● **PROBLEM DETAILS**: Take every line from the listing below that includes "Ukazovateľ" and copy it.
─── PROVIDED RECORDS
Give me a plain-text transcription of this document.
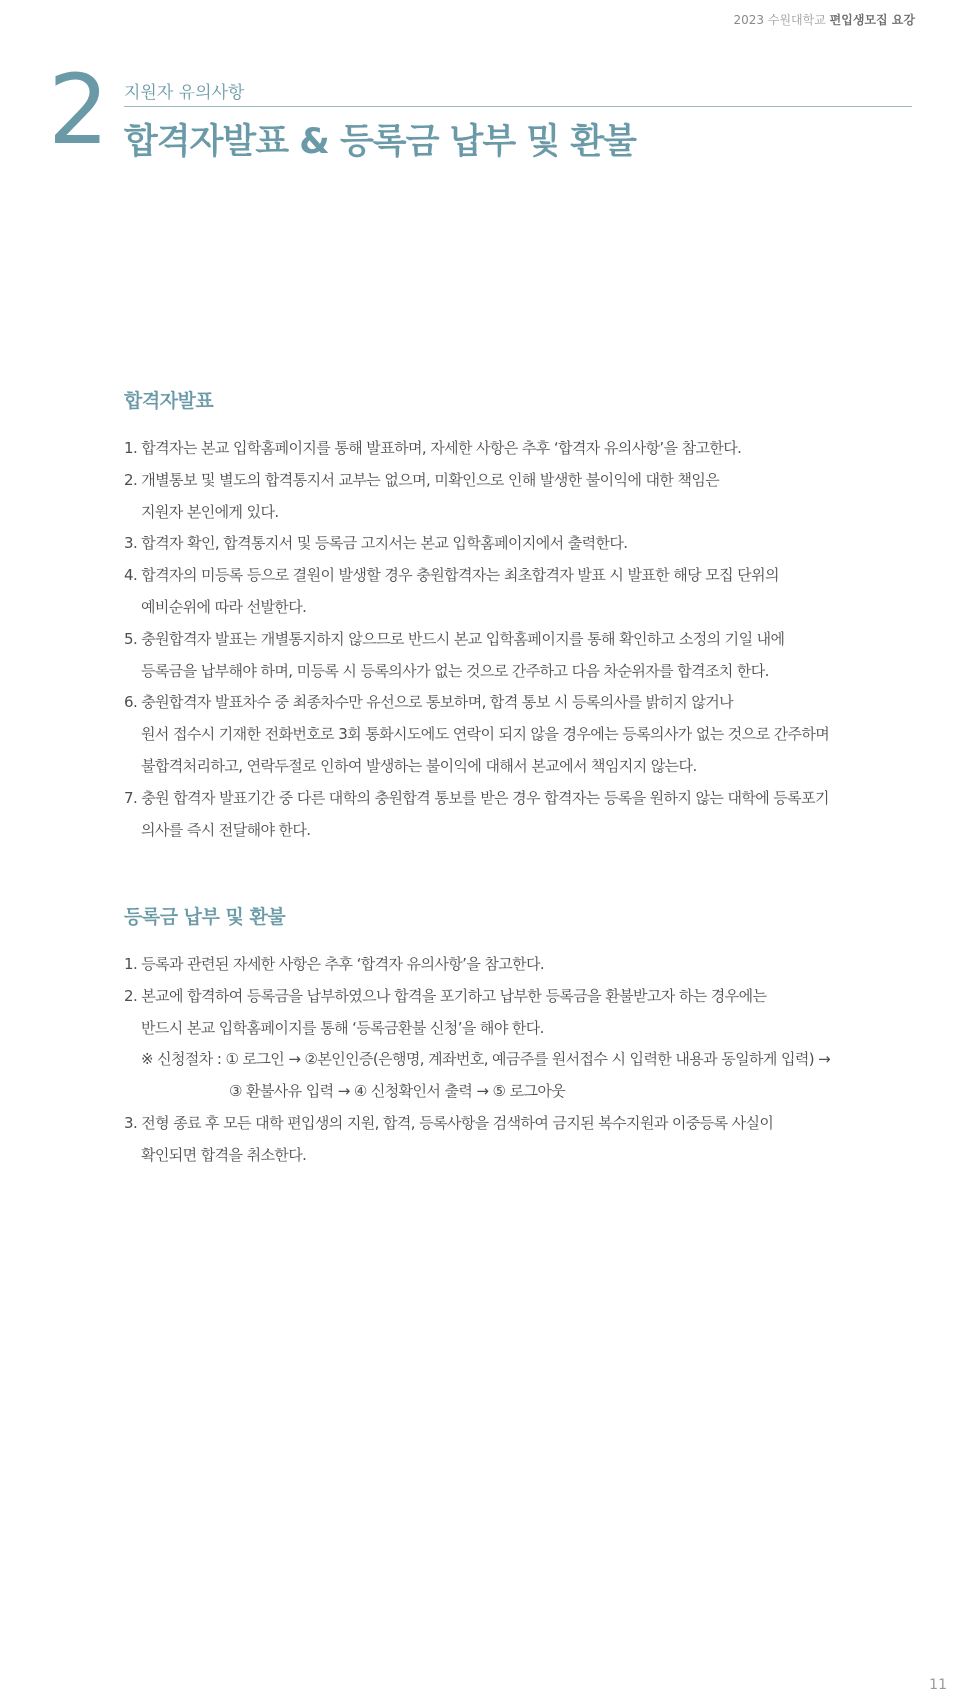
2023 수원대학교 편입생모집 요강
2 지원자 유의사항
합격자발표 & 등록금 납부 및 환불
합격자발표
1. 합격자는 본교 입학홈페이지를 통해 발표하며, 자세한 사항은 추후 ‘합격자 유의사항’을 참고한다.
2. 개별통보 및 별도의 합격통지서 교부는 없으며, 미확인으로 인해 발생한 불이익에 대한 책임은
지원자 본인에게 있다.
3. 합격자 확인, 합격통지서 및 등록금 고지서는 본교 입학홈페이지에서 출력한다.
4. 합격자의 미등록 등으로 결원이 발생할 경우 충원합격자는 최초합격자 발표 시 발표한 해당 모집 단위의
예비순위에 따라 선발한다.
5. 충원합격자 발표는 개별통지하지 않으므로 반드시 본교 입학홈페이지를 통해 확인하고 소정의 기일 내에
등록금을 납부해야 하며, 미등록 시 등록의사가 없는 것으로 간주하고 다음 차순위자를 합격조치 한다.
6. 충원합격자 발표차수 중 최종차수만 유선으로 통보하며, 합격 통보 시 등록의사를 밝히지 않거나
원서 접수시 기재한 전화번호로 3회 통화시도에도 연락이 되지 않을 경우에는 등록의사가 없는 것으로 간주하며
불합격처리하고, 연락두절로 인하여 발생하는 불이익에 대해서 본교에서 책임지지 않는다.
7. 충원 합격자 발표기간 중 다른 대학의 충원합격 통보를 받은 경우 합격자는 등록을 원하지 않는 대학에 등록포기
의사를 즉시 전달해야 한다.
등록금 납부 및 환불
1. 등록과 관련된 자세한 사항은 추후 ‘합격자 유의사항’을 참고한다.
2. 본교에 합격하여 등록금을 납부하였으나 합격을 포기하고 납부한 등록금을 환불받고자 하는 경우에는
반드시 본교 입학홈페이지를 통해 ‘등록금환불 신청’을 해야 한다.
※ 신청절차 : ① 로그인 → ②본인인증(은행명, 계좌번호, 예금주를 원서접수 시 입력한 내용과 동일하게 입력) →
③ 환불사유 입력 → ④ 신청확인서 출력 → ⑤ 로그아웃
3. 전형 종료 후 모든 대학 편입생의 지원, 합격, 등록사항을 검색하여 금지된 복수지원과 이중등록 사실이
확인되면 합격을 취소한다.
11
──────
─── PROVIDED RECORDS
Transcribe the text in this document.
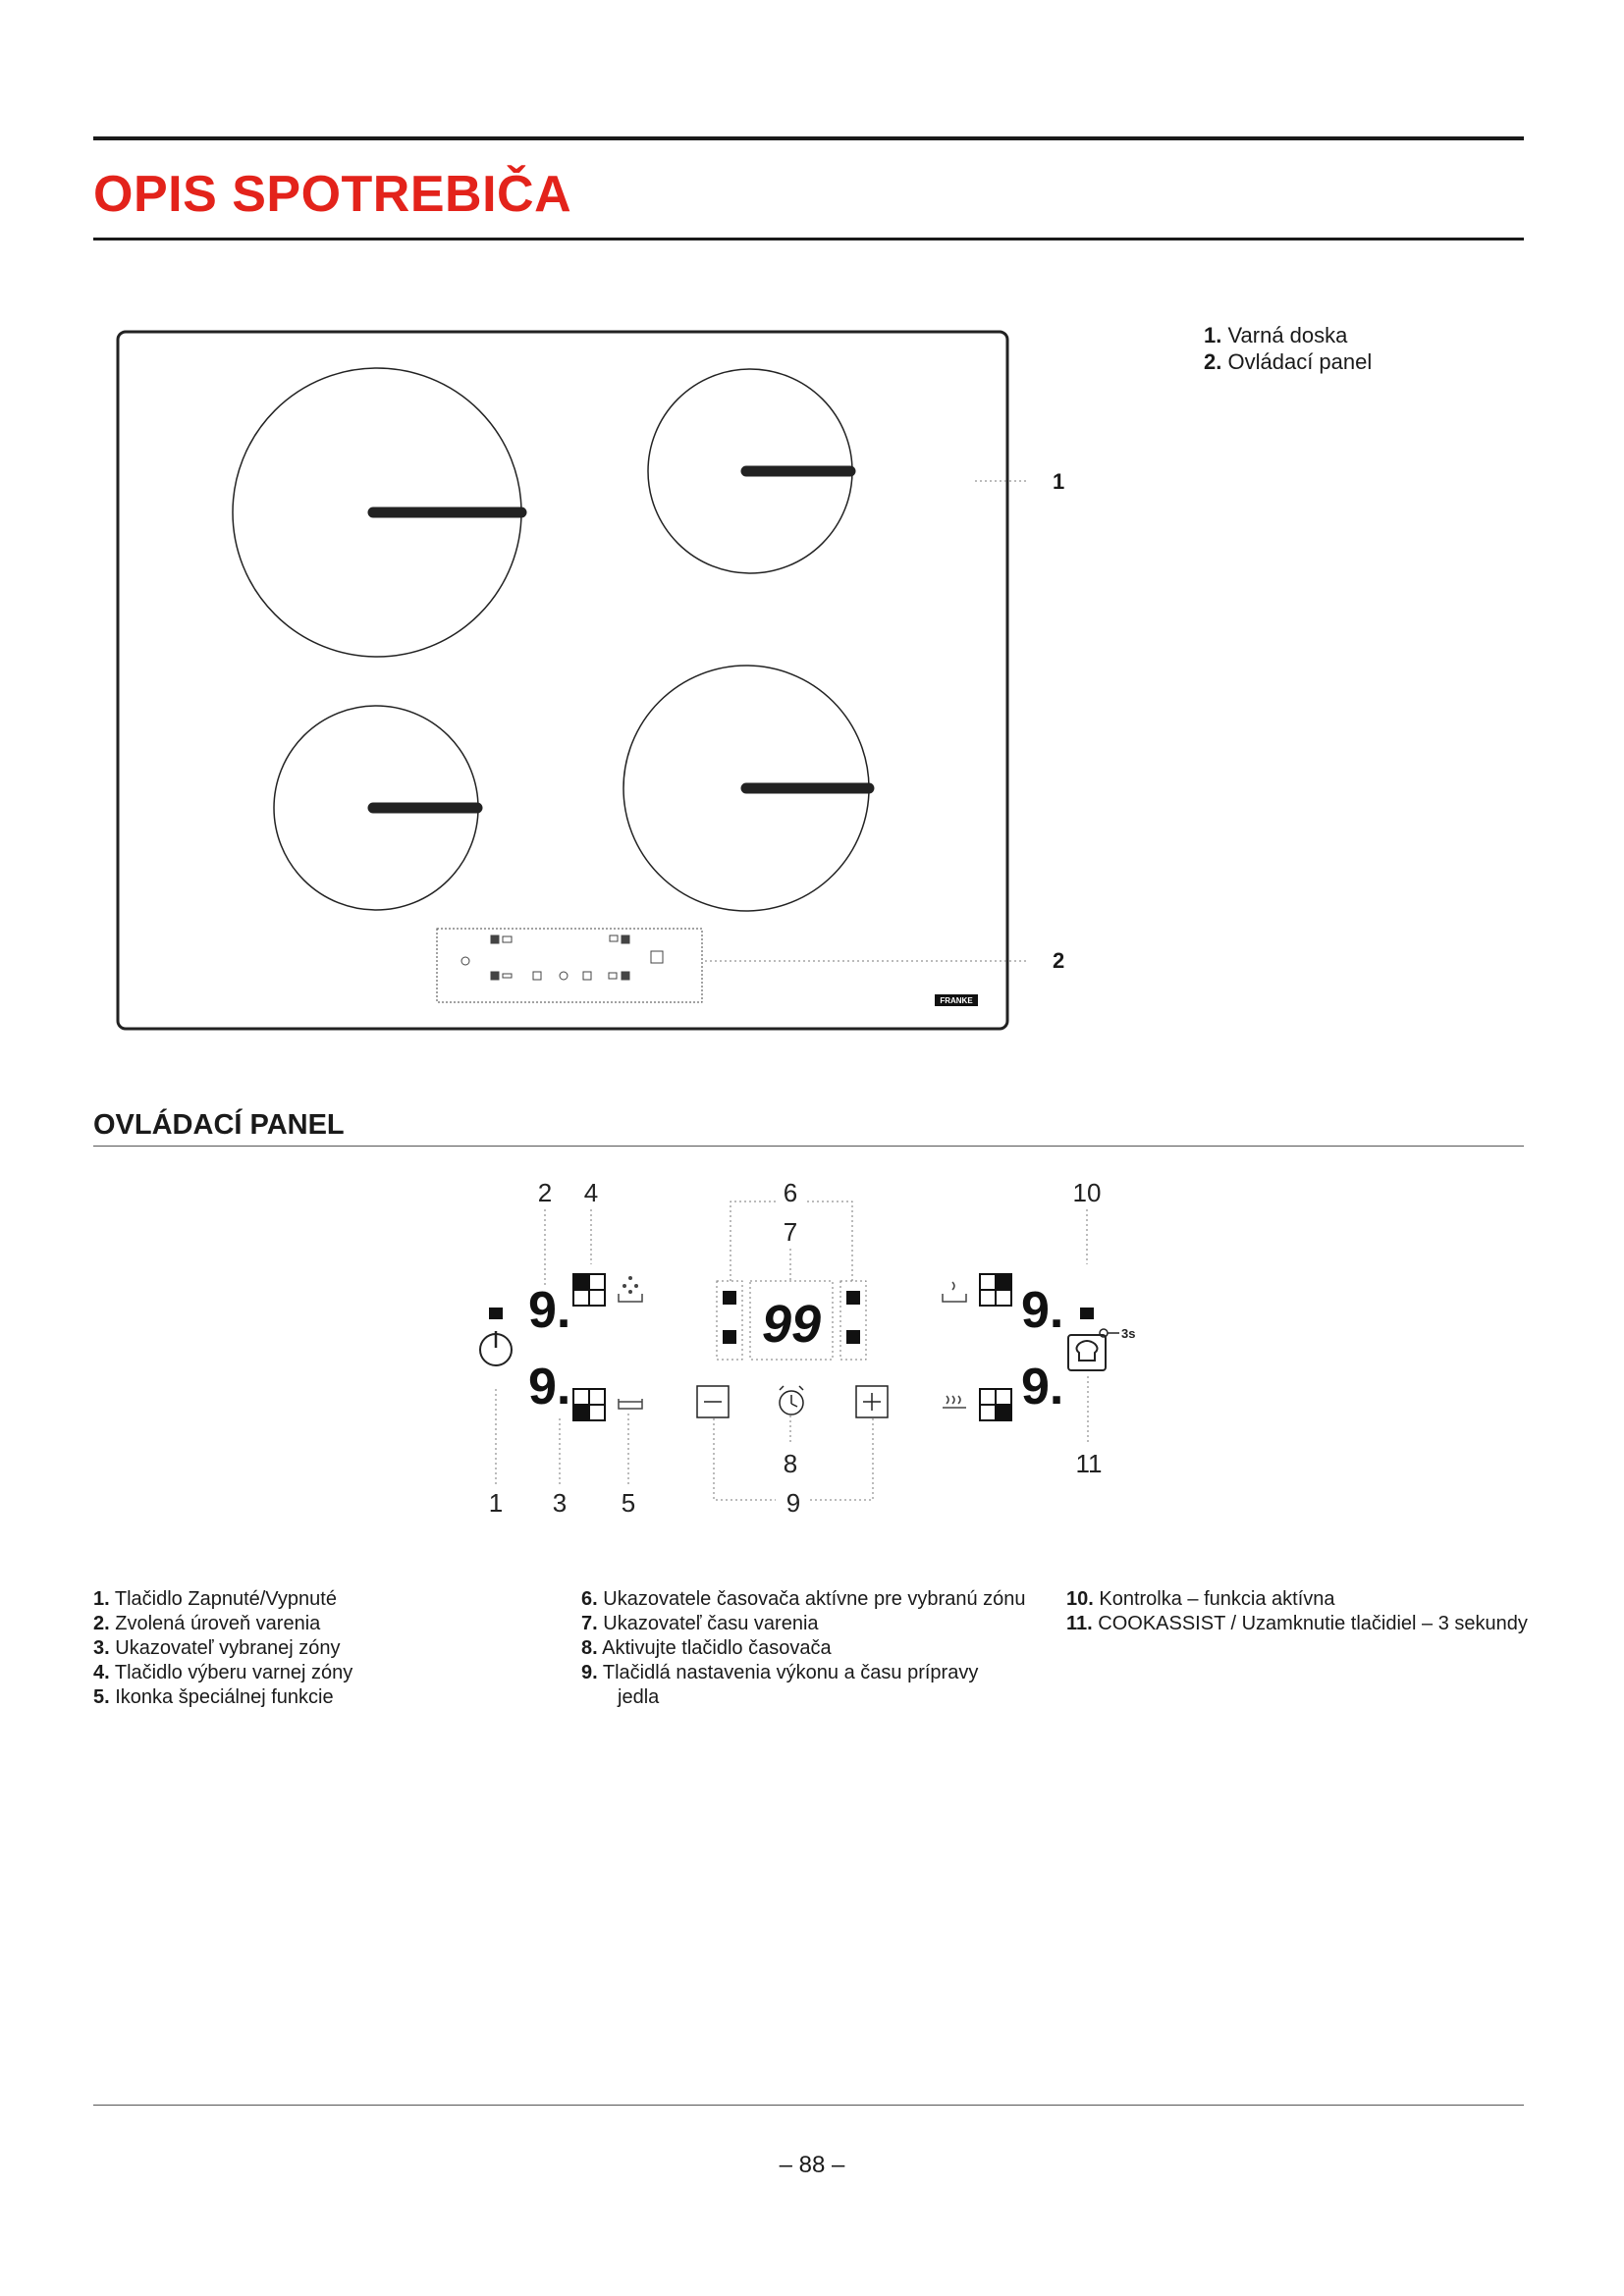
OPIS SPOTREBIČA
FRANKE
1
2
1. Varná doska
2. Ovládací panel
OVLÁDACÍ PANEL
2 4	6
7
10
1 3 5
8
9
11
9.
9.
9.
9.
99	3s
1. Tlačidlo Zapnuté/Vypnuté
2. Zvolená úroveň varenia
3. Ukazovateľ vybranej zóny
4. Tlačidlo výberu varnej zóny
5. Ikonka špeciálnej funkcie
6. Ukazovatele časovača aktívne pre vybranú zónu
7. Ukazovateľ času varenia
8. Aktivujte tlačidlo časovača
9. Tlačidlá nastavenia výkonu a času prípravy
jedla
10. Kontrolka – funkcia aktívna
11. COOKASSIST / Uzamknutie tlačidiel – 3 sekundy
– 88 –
──────
● **FINAL RESULT**:
3. Ukazovateľ vybranej zóny
7. Ukazovateľ času varenia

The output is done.